§ **EXERCISE PROMPT**
Each line below should be reproduced without any alteration.

Data listing

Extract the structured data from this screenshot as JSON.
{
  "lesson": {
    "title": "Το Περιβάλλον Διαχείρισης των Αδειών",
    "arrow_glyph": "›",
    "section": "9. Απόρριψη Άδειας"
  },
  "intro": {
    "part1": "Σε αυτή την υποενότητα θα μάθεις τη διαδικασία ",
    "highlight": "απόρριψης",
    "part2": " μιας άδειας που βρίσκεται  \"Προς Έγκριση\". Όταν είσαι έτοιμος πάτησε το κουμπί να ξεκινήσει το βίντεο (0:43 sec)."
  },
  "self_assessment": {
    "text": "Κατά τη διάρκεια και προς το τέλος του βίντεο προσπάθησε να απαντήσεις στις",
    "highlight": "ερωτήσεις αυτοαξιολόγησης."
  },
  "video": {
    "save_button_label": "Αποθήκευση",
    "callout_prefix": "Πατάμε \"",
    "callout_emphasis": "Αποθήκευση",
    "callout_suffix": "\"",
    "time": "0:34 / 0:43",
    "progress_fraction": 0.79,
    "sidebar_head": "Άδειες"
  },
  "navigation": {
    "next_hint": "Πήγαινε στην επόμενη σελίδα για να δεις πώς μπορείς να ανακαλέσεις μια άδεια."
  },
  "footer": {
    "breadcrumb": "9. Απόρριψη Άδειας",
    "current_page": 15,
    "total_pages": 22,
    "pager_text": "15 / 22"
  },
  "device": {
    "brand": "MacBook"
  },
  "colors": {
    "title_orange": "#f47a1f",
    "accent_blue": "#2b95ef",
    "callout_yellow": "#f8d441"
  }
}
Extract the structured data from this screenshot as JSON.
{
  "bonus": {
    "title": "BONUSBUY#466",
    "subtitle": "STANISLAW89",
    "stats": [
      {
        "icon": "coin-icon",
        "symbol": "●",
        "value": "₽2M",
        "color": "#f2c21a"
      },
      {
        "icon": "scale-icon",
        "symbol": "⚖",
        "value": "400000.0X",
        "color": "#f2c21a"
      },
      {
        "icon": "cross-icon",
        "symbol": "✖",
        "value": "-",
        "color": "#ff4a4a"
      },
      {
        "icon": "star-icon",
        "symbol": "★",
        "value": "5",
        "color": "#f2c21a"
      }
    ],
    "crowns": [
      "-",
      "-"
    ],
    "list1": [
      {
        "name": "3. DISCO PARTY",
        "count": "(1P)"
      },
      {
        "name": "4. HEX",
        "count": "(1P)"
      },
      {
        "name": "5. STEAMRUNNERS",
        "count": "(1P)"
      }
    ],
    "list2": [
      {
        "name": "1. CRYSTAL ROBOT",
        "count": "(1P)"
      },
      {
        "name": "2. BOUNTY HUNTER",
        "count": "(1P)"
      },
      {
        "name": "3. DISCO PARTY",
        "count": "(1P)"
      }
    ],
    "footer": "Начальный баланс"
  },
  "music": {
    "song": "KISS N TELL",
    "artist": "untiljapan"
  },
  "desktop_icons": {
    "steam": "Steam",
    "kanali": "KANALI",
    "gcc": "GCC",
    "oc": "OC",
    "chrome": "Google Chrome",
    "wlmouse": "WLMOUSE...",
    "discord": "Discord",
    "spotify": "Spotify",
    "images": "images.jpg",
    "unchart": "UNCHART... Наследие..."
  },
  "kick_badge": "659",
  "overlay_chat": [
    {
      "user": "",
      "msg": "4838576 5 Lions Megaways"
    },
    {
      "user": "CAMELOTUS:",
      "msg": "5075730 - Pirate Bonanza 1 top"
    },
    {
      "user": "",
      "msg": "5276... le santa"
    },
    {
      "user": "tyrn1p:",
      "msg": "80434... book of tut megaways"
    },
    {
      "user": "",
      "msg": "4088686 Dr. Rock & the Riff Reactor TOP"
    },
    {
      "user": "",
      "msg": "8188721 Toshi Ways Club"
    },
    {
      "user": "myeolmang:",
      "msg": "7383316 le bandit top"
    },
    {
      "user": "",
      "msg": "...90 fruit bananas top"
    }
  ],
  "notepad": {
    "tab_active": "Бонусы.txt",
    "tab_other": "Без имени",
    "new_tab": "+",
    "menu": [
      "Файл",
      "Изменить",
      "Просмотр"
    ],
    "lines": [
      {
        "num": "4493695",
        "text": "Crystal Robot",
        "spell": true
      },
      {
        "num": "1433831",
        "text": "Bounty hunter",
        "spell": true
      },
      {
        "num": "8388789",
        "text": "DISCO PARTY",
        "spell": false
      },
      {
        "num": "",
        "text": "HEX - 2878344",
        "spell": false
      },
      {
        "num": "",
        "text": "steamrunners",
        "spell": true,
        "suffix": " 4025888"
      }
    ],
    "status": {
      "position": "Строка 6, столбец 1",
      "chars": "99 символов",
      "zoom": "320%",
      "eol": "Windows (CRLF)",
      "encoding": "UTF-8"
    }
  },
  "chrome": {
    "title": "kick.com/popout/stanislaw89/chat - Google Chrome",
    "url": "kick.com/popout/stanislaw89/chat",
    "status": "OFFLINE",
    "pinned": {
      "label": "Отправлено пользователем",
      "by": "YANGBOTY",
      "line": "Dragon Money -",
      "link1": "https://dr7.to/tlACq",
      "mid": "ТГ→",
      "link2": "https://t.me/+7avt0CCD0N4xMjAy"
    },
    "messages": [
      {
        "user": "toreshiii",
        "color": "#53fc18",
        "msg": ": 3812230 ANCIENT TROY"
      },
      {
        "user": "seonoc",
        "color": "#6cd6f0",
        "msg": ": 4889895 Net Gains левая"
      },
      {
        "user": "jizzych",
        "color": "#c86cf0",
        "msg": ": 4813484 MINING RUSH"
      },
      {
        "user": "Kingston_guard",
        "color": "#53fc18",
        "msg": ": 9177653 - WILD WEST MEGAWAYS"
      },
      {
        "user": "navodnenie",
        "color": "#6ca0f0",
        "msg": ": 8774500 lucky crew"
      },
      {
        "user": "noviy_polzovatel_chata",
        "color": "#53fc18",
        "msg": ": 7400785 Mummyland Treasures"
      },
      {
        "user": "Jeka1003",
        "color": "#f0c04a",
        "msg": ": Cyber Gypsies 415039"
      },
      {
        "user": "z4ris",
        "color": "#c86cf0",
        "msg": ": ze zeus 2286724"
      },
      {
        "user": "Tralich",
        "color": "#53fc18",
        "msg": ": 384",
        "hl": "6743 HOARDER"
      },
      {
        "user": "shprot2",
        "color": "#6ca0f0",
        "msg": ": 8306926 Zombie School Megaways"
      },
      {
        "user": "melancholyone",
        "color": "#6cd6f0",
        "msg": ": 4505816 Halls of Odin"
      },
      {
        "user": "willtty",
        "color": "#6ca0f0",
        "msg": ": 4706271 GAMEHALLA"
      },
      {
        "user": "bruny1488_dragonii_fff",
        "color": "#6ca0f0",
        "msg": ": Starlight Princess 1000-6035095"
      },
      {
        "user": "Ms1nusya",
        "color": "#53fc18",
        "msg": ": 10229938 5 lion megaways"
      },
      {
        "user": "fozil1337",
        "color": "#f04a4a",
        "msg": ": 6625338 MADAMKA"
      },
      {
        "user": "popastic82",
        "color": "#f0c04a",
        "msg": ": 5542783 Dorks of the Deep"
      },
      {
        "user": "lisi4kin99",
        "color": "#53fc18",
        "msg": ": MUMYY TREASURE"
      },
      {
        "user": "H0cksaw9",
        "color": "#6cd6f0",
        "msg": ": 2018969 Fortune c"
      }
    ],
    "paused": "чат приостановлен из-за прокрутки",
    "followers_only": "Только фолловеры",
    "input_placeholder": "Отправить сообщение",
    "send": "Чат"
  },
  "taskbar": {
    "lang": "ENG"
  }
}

§ **SOLUTION FOR THIS PROBLEM**
Extract the structured data from this screenshot as JSON.
{
  "lesson": {
    "title": "Το Περιβάλλον Διαχείρισης των Αδειών",
    "arrow_glyph": "›",
    "section": "9. Απόρριψη Άδειας"
  },
  "intro": {
    "part1": "Σε αυτή την υποενότητα θα μάθεις τη διαδικασία ",
    "highlight": "απόρριψης",
    "part2": " μιας άδειας που βρίσκεται  \"Προς Έγκριση\". Όταν είσαι έτοιμος πάτησε το κουμπί να ξεκινήσει το βίντεο (0:43 sec)."
  },
  "self_assessment": {
    "text": "Κατά τη διάρκεια και προς το τέλος του βίντεο προσπάθησε να απαντήσεις στις",
    "highlight": "ερωτήσεις αυτοαξιολόγησης."
  },
  "video": {
    "save_button_label": "Αποθήκευση",
    "callout_prefix": "Πατάμε \"",
    "callout_emphasis": "Αποθήκευση",
    "callout_suffix": "\"",
    "time": "0:34 / 0:43",
    "progress_fraction": 0.79,
    "sidebar_head": "Άδειες"
  },
  "navigation": {
    "next_hint": "Πήγαινε στην επόμενη σελίδα για να δεις πώς μπορείς να ανακαλέσεις μια άδεια."
  },
  "footer": {
    "breadcrumb": "9. Απόρριψη Άδειας",
    "current_page": 15,
    "total_pages": 22,
    "pager_text": "15 / 22"
  },
  "device": {
    "brand": "MacBook"
  },
  "colors": {
    "title_orange": "#f47a1f",
    "accent_blue": "#2b95ef",
    "callout_yellow": "#f8d441"
  }
}
Extract the structured data from this screenshot as JSON.
{
  "bonus": {
    "title": "BONUSBUY#466",
    "subtitle": "STANISLAW89",
    "stats": [
      {
        "icon": "coin-icon",
        "symbol": "●",
        "value": "₽2M",
        "color": "#f2c21a"
      },
      {
        "icon": "scale-icon",
        "symbol": "⚖",
        "value": "400000.0X",
        "color": "#f2c21a"
      },
      {
        "icon": "cross-icon",
        "symbol": "✖",
        "value": "-",
        "color": "#ff4a4a"
      },
      {
        "icon": "star-icon",
        "symbol": "★",
        "value": "5",
        "color": "#f2c21a"
      }
    ],
    "crowns": [
      "-",
      "-"
    ],
    "list1": [
      {
        "name": "3. DISCO PARTY",
        "count": "(1P)"
      },
      {
        "name": "4. HEX",
        "count": "(1P)"
      },
      {
        "name": "5. STEAMRUNNERS",
        "count": "(1P)"
      }
    ],
    "list2": [
      {
        "name": "1. CRYSTAL ROBOT",
        "count": "(1P)"
      },
      {
        "name": "2. BOUNTY HUNTER",
        "count": "(1P)"
      },
      {
        "name": "3. DISCO PARTY",
        "count": "(1P)"
      }
    ],
    "footer": "Начальный баланс"
  },
  "music": {
    "song": "KISS N TELL",
    "artist": "untiljapan"
  },
  "desktop_icons": {
    "steam": "Steam",
    "kanali": "KANALI",
    "gcc": "GCC",
    "oc": "OC",
    "chrome": "Google Chrome",
    "wlmouse": "WLMOUSE...",
    "discord": "Discord",
    "spotify": "Spotify",
    "images": "images.jpg",
    "unchart": "UNCHART... Наследие..."
  },
  "kick_badge": "659",
  "overlay_chat": [
    {
      "user": "",
      "msg": "4838576 5 Lions Megaways"
    },
    {
      "user": "CAMELOTUS:",
      "msg": "5075730 - Pirate Bonanza 1 top"
    },
    {
      "user": "",
      "msg": "5276... le santa"
    },
    {
      "user": "tyrn1p:",
      "msg": "80434... book of tut megaways"
    },
    {
      "user": "",
      "msg": "4088686 Dr. Rock & the Riff Reactor TOP"
    },
    {
      "user": "",
      "msg": "8188721 Toshi Ways Club"
    },
    {
      "user": "myeolmang:",
      "msg": "7383316 le bandit top"
    },
    {
      "user": "",
      "msg": "...90 fruit bananas top"
    }
  ],
  "notepad": {
    "tab_active": "Бонусы.txt",
    "tab_other": "Без имени",
    "new_tab": "+",
    "menu": [
      "Файл",
      "Изменить",
      "Просмотр"
    ],
    "lines": [
      {
        "num": "4493695",
        "text": "Crystal Robot",
        "spell": true
      },
      {
        "num": "1433831",
        "text": "Bounty hunter",
        "spell": true
      },
      {
        "num": "8388789",
        "text": "DISCO PARTY",
        "spell": false
      },
      {
        "num": "",
        "text": "HEX - 2878344",
        "spell": false
      },
      {
        "num": "",
        "text": "steamrunners",
        "spell": true,
        "suffix": " 4025888"
      }
    ],
    "status": {
      "position": "Строка 6, столбец 1",
      "chars": "99 символов",
      "zoom": "320%",
      "eol": "Windows (CRLF)",
      "encoding": "UTF-8"
    }
  },
  "chrome": {
    "title": "kick.com/popout/stanislaw89/chat - Google Chrome",
    "url": "kick.com/popout/stanislaw89/chat",
    "status": "OFFLINE",
    "pinned": {
      "label": "Отправлено пользователем",
      "by": "YANGBOTY",
      "line": "Dragon Money -",
      "link1": "https://dr7.to/tlACq",
      "mid": "ТГ→",
      "link2": "https://t.me/+7avt0CCD0N4xMjAy"
    },
    "messages": [
      {
        "user": "toreshiii",
        "color": "#53fc18",
        "msg": ": 3812230 ANCIENT TROY"
      },
      {
        "user": "seonoc",
        "color": "#6cd6f0",
        "msg": ": 4889895 Net Gains левая"
      },
      {
        "user": "jizzych",
        "color": "#c86cf0",
        "msg": ": 4813484 MINING RUSH"
      },
      {
        "user": "Kingston_guard",
        "color": "#53fc18",
        "msg": ": 9177653 - WILD WEST MEGAWAYS"
      },
      {
        "user": "navodnenie",
        "color": "#6ca0f0",
        "msg": ": 8774500 lucky crew"
      },
      {
        "user": "noviy_polzovatel_chata",
        "color": "#53fc18",
        "msg": ": 7400785 Mummyland Treasures"
      },
      {
        "user": "Jeka1003",
        "color": "#f0c04a",
        "msg": ": Cyber Gypsies 415039"
      },
      {
        "user": "z4ris",
        "color": "#c86cf0",
        "msg": ": ze zeus 2286724"
      },
      {
        "user": "Tralich",
        "color": "#53fc18",
        "msg": ": 384",
        "hl": "6743 HOARDER"
      },
      {
        "user": "shprot2",
        "color": "#6ca0f0",
        "msg": ": 8306926 Zombie School Megaways"
      },
      {
        "user": "melancholyone",
        "color": "#6cd6f0",
        "msg": ": 4505816 Halls of Odin"
      },
      {
        "user": "willtty",
        "color": "#6ca0f0",
        "msg": ": 4706271 GAMEHALLA"
      },
      {
        "user": "bruny1488_dragonii_fff",
        "color": "#6ca0f0",
        "msg": ": Starlight Princess 1000-6035095"
      },
      {
        "user": "Ms1nusya",
        "color": "#53fc18",
        "msg": ": 10229938 5 lion megaways"
      },
      {
        "user": "fozil1337",
        "color": "#f04a4a",
        "msg": ": 6625338 MADAMKA"
      },
      {
        "user": "popastic82",
        "color": "#f0c04a",
        "msg": ": 5542783 Dorks of the Deep"
      },
      {
        "user": "lisi4kin99",
        "color": "#53fc18",
        "msg": ": MUMYY TREASURE"
      },
      {
        "user": "H0cksaw9",
        "color": "#6cd6f0",
        "msg": ": 2018969 Fortune c"
      }
    ],
    "paused": "чат приостановлен из-за прокрутки",
    "followers_only": "Только фолловеры",
    "input_placeholder": "Отправить сообщение",
    "send": "Чат"
  },
  "taskbar": {
    "lang": "ENG"
  }
}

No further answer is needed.